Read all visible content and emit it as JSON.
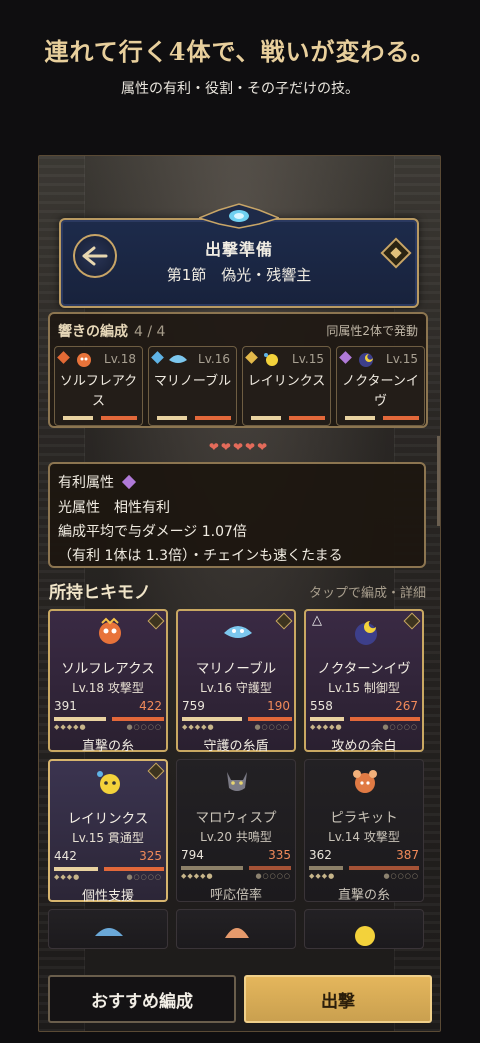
{
  "hero": {
    "title": "連れて行く4体で、戦いが変わる。",
    "subtitle": "属性の有利・役割・その子だけの技。"
  },
  "header": {
    "title": "出撃準備",
    "stage": "第1節　偽光・残響主"
  },
  "team": {
    "label": "響きの編成",
    "count": "4 / 4",
    "note": "同属性2体で発動",
    "members": [
      {
        "name": "ソルフレアクス",
        "level": "Lv.18",
        "element_color": "#e36a35"
      },
      {
        "name": "マリノーブル",
        "level": "Lv.16",
        "element_color": "#5fb3e6"
      },
      {
        "name": "レイリンクス",
        "level": "Lv.15",
        "element_color": "#e3b94a"
      },
      {
        "name": "ノクターンイヴ",
        "level": "Lv.15",
        "element_color": "#b07ad8"
      }
    ]
  },
  "hearts": "❤❤❤❤❤",
  "advantage": {
    "title": "有利属性",
    "line1": "光属性　相性有利",
    "line2": "編成平均で与ダメージ 1.07倍",
    "line3": "（有利 1体は 1.3倍）・チェインも速くたまる"
  },
  "roster": {
    "title": "所持ヒキモノ",
    "note": "タップで編成・詳細",
    "cards": [
      {
        "name": "ソルフレアクス",
        "level": "Lv.18 攻撃型",
        "hp": "391",
        "atk": "422",
        "skill": "直撃の糸",
        "state": "in-team"
      },
      {
        "name": "マリノーブル",
        "level": "Lv.16 守護型",
        "hp": "759",
        "atk": "190",
        "skill": "守護の糸盾",
        "state": "in-team"
      },
      {
        "name": "ノクターンイヴ",
        "level": "Lv.15 制御型",
        "hp": "558",
        "atk": "267",
        "skill": "攻めの余白",
        "state": "in-team"
      },
      {
        "name": "レイリンクス",
        "level": "Lv.15 貫通型",
        "hp": "442",
        "atk": "325",
        "skill": "個性支援",
        "state": "selected"
      },
      {
        "name": "マロウィスプ",
        "level": "Lv.20 共鳴型",
        "hp": "794",
        "atk": "335",
        "skill": "呼応倍率",
        "state": "available"
      },
      {
        "name": "ピラキット",
        "level": "Lv.14 攻撃型",
        "hp": "362",
        "atk": "387",
        "skill": "直撃の糸",
        "state": "available"
      }
    ]
  },
  "actions": {
    "recommend": "おすすめ編成",
    "sortie": "出撃"
  }
}
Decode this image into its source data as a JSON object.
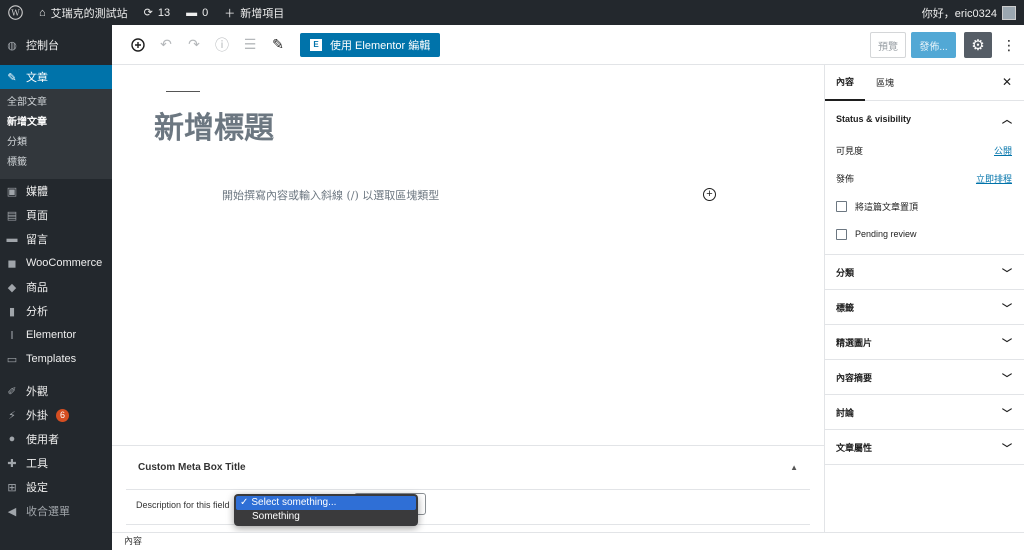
{
  "adminbar": {
    "site_name": "艾瑞克的測試站",
    "updates_count": "13",
    "comments_count": "0",
    "new_item": "新增項目",
    "greeting": "你好，eric0324"
  },
  "sidebar": {
    "items": [
      {
        "label": "控制台",
        "icon": "dashboard-icon"
      },
      {
        "label": "文章",
        "icon": "pin-icon"
      },
      {
        "label": "媒體",
        "icon": "media-icon"
      },
      {
        "label": "頁面",
        "icon": "page-icon"
      },
      {
        "label": "留言",
        "icon": "comment-icon"
      },
      {
        "label": "WooCommerce",
        "icon": "woocommerce-icon"
      },
      {
        "label": "商品",
        "icon": "product-icon"
      },
      {
        "label": "分析",
        "icon": "analytics-icon"
      },
      {
        "label": "Elementor",
        "icon": "elementor-icon"
      },
      {
        "label": "Templates",
        "icon": "folder-icon"
      },
      {
        "label": "外觀",
        "icon": "brush-icon"
      },
      {
        "label": "外掛",
        "icon": "plugin-icon",
        "badge": "6"
      },
      {
        "label": "使用者",
        "icon": "user-icon"
      },
      {
        "label": "工具",
        "icon": "wrench-icon"
      },
      {
        "label": "設定",
        "icon": "settings-icon"
      },
      {
        "label": "收合選單",
        "icon": "collapse-icon"
      }
    ],
    "submenu": [
      "全部文章",
      "新增文章",
      "分類",
      "標籤"
    ]
  },
  "toolbar": {
    "elementor_label": "使用 Elementor 編輯",
    "preview_label": "預覽",
    "publish_label": "發佈..."
  },
  "editor": {
    "title_placeholder": "新增標題",
    "appender_text": "開始撰寫內容或輸入斜線 (/) 以選取區塊類型"
  },
  "metabox": {
    "title": "Custom Meta Box Title",
    "field_label": "Description for this field",
    "options": [
      "Select something...",
      "Something"
    ]
  },
  "footer": {
    "breadcrumb": "內容"
  },
  "inspector": {
    "tabs": [
      "內容",
      "區塊"
    ],
    "status_title": "Status & visibility",
    "visibility_label": "可見度",
    "visibility_value": "公開",
    "publish_label": "發佈",
    "publish_value": "立即排程",
    "sticky_label": "將這篇文章置頂",
    "pending_label": "Pending review",
    "panels": [
      "分類",
      "標籤",
      "精選圖片",
      "內容摘要",
      "討論",
      "文章屬性"
    ]
  },
  "colors": {
    "admin_dark": "#23282d",
    "accent": "#0073aa"
  }
}
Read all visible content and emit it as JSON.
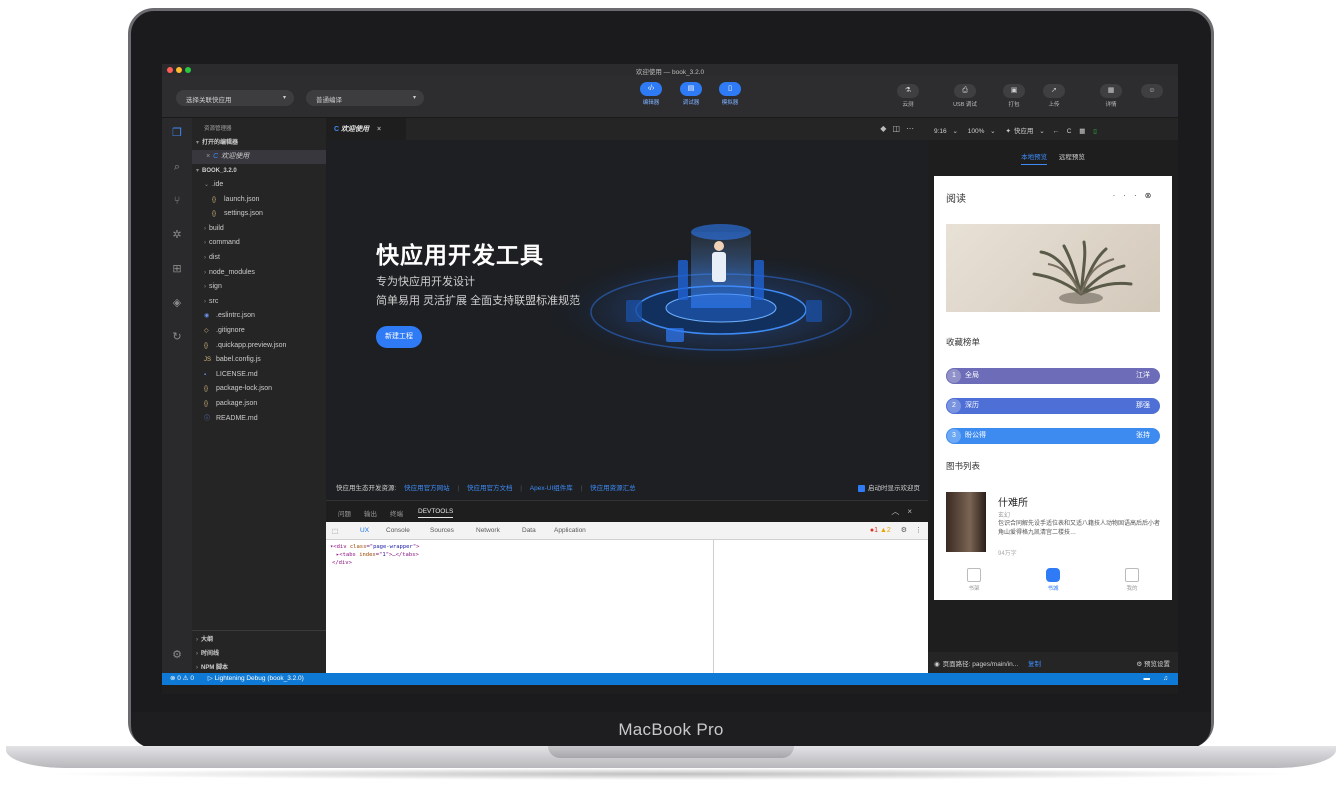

§ Exercise details
Show the lines that mention the word "level".

§ Answer to this task
        "level": "Lv.18",
        "level": "Lv.16",
        "level": "Lv.15",
        "level": "Lv.15",
        "level": "Lv.18 攻撃型",
        "level": "Lv.16 守護型",
        "level": "Lv.15 制御型",
        "level": "Lv.15 貫通型",
        "level": "Lv.20 共鳴型",
        "level": "Lv.14 攻撃型",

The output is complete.